### WORK TO DO:
Quote the listing below in its entirety, omitting every image.

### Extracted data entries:
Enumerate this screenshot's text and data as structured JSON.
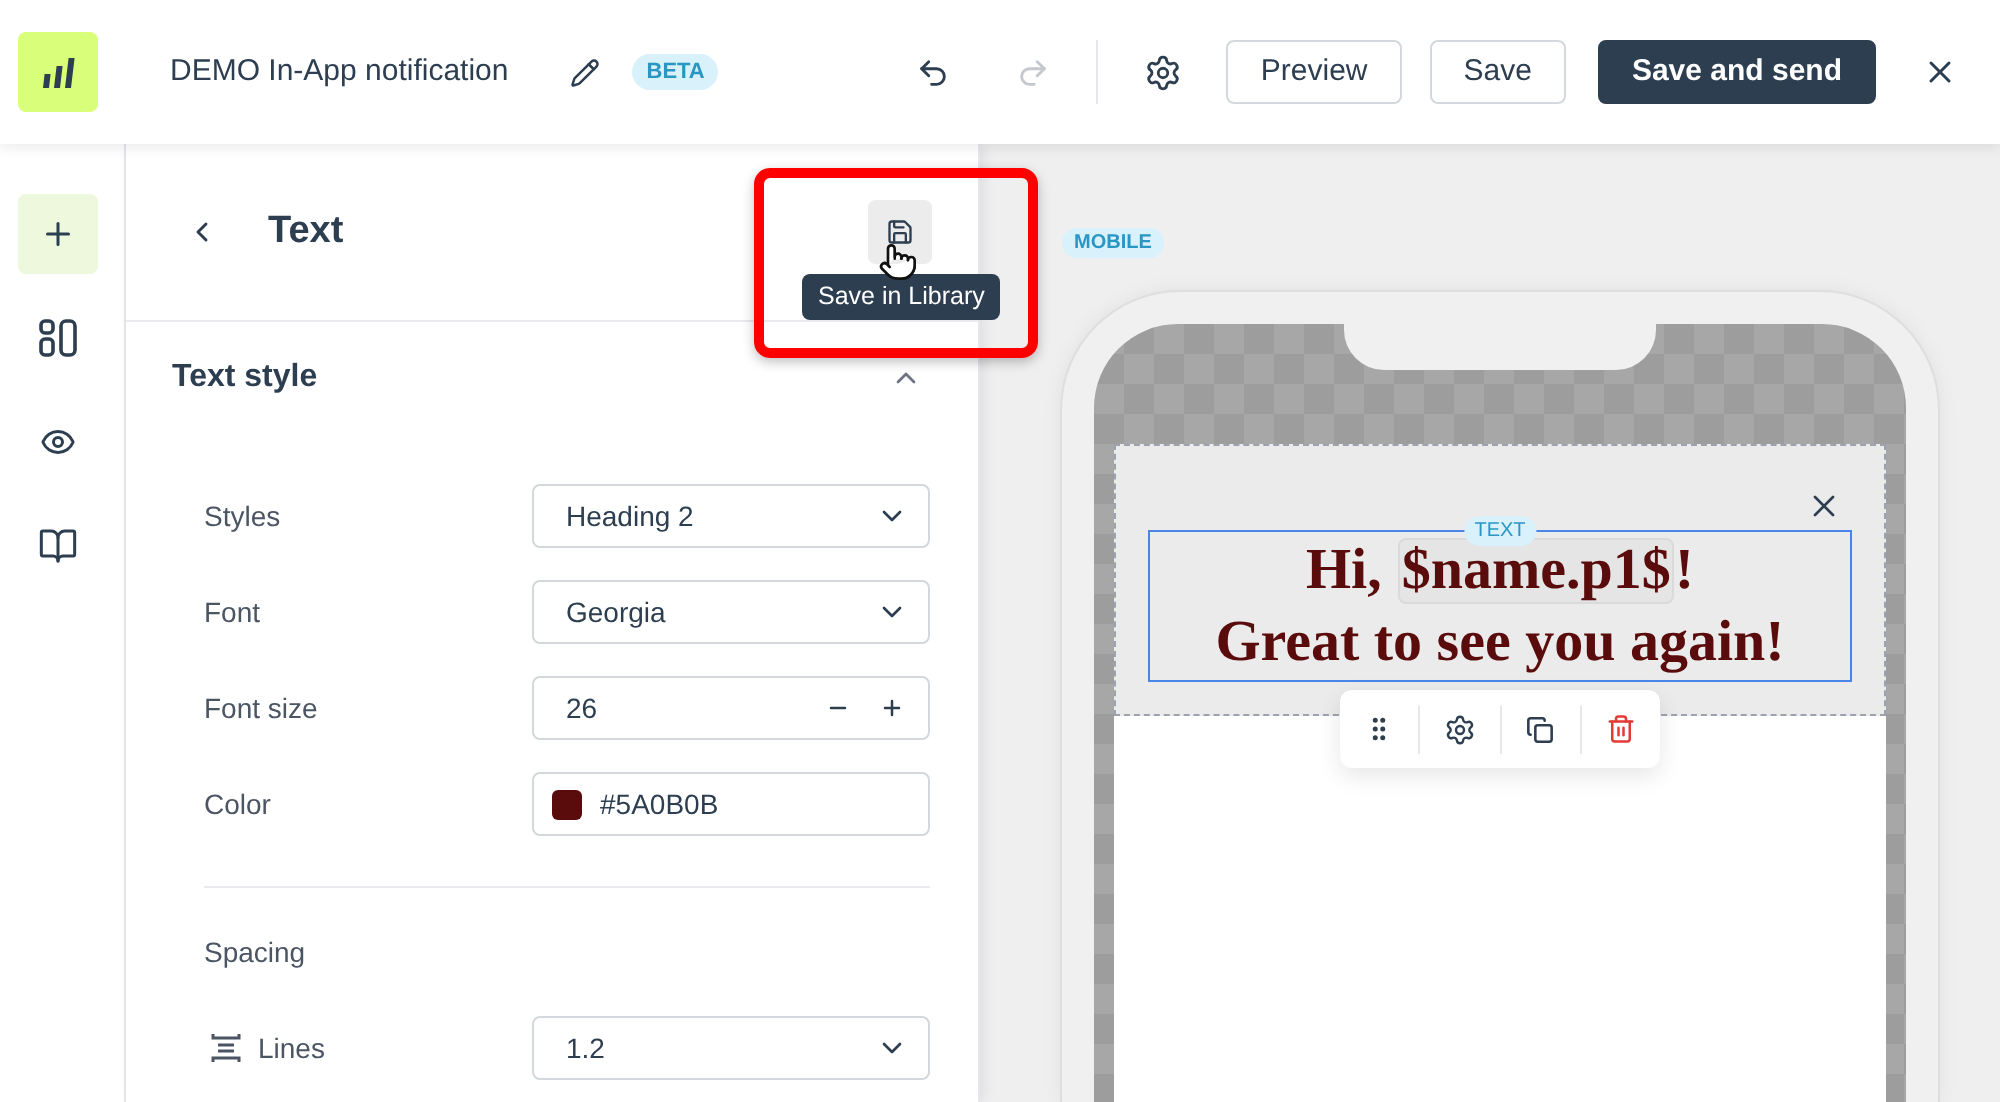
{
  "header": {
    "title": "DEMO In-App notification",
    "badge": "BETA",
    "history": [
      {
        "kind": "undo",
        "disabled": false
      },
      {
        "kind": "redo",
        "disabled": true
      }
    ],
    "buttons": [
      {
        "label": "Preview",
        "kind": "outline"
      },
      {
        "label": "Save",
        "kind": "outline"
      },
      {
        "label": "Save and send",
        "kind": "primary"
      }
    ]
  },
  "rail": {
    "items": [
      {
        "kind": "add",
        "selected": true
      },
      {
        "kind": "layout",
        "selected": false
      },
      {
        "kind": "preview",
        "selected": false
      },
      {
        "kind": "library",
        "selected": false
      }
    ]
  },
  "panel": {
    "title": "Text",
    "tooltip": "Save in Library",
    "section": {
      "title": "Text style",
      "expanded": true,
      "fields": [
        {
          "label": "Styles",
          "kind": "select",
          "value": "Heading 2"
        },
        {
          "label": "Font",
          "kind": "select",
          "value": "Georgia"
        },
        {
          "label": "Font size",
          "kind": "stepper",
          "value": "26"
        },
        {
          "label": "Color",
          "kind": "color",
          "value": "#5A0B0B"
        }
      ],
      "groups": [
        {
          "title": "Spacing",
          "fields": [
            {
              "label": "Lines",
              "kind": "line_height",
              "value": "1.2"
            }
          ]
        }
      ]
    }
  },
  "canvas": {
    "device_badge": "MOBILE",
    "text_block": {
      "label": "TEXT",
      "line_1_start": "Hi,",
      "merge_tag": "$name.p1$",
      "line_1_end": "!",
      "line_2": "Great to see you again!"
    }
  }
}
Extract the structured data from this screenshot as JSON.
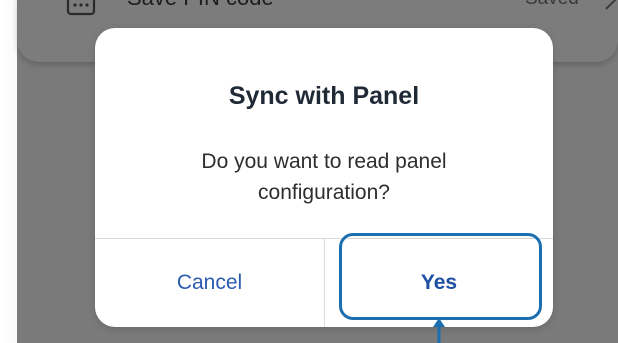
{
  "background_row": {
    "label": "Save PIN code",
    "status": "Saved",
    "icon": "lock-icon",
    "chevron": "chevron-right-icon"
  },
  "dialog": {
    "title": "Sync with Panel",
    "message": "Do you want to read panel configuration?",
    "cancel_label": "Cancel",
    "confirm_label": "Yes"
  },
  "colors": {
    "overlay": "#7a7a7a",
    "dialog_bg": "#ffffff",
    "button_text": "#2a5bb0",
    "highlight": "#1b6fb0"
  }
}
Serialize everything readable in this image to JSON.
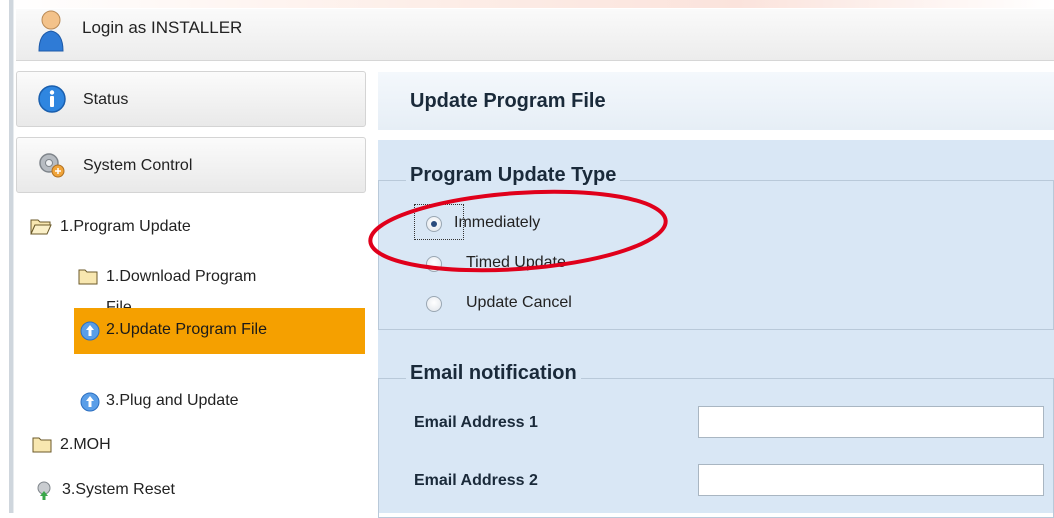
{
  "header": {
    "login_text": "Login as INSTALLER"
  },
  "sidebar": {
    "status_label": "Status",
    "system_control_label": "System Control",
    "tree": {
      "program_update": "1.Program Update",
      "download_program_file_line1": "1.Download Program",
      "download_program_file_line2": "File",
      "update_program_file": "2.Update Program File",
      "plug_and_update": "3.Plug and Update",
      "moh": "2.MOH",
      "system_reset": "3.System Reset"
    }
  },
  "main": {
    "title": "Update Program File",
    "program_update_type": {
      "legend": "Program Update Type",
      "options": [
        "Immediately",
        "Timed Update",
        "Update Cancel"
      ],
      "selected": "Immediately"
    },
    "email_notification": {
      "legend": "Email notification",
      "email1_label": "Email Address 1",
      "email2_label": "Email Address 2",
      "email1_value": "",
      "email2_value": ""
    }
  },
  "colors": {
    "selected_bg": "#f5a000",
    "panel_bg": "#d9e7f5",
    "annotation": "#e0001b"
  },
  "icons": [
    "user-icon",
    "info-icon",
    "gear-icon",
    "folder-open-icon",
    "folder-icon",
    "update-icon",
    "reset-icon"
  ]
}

### THE RESULT:
Enumerate this screenshot's text and data as structured JSON.
{
  "header": {
    "title": "DEMO In-App notification",
    "badge": "BETA",
    "history": [
      {
        "kind": "undo",
        "disabled": false
      },
      {
        "kind": "redo",
        "disabled": true
      }
    ],
    "buttons": [
      {
        "label": "Preview",
        "kind": "outline"
      },
      {
        "label": "Save",
        "kind": "outline"
      },
      {
        "label": "Save and send",
        "kind": "primary"
      }
    ]
  },
  "rail": {
    "items": [
      {
        "kind": "add",
        "selected": true
      },
      {
        "kind": "layout",
        "selected": false
      },
      {
        "kind": "preview",
        "selected": false
      },
      {
        "kind": "library",
        "selected": false
      }
    ]
  },
  "panel": {
    "title": "Text",
    "tooltip": "Save in Library",
    "section": {
      "title": "Text style",
      "expanded": true,
      "fields": [
        {
          "label": "Styles",
          "kind": "select",
          "value": "Heading 2"
        },
        {
          "label": "Font",
          "kind": "select",
          "value": "Georgia"
        },
        {
          "label": "Font size",
          "kind": "stepper",
          "value": "26"
        },
        {
          "label": "Color",
          "kind": "color",
          "value": "#5A0B0B"
        }
      ],
      "groups": [
        {
          "title": "Spacing",
          "fields": [
            {
              "label": "Lines",
              "kind": "line_height",
              "value": "1.2"
            }
          ]
        }
      ]
    }
  },
  "canvas": {
    "device_badge": "MOBILE",
    "text_block": {
      "label": "TEXT",
      "line_1_start": "Hi,",
      "merge_tag": "$name.p1$",
      "line_1_end": "!",
      "line_2": "Great to see you again!"
    }
  }
}
Extract the structured data from this screenshot as JSON.
{
  "background_row": {
    "label": "Save PIN code",
    "status": "Saved",
    "icon": "lock-icon",
    "chevron": "chevron-right-icon"
  },
  "dialog": {
    "title": "Sync with Panel",
    "message": "Do you want to read panel configuration?",
    "cancel_label": "Cancel",
    "confirm_label": "Yes"
  },
  "colors": {
    "overlay": "#7a7a7a",
    "dialog_bg": "#ffffff",
    "button_text": "#2a5bb0",
    "highlight": "#1b6fb0"
  }
}
Serialize everything readable in this image to JSON.
{
  "header": {
    "login_text": "Login as INSTALLER"
  },
  "sidebar": {
    "status_label": "Status",
    "system_control_label": "System Control",
    "tree": {
      "program_update": "1.Program Update",
      "download_program_file_line1": "1.Download Program",
      "download_program_file_line2": "File",
      "update_program_file": "2.Update Program File",
      "plug_and_update": "3.Plug and Update",
      "moh": "2.MOH",
      "system_reset": "3.System Reset"
    }
  },
  "main": {
    "title": "Update Program File",
    "program_update_type": {
      "legend": "Program Update Type",
      "options": [
        "Immediately",
        "Timed Update",
        "Update Cancel"
      ],
      "selected": "Immediately"
    },
    "email_notification": {
      "legend": "Email notification",
      "email1_label": "Email Address 1",
      "email2_label": "Email Address 2",
      "email1_value": "",
      "email2_value": ""
    }
  },
  "colors": {
    "selected_bg": "#f5a000",
    "panel_bg": "#d9e7f5",
    "annotation": "#e0001b"
  },
  "icons": [
    "user-icon",
    "info-icon",
    "gear-icon",
    "folder-open-icon",
    "folder-icon",
    "update-icon",
    "reset-icon"
  ]
}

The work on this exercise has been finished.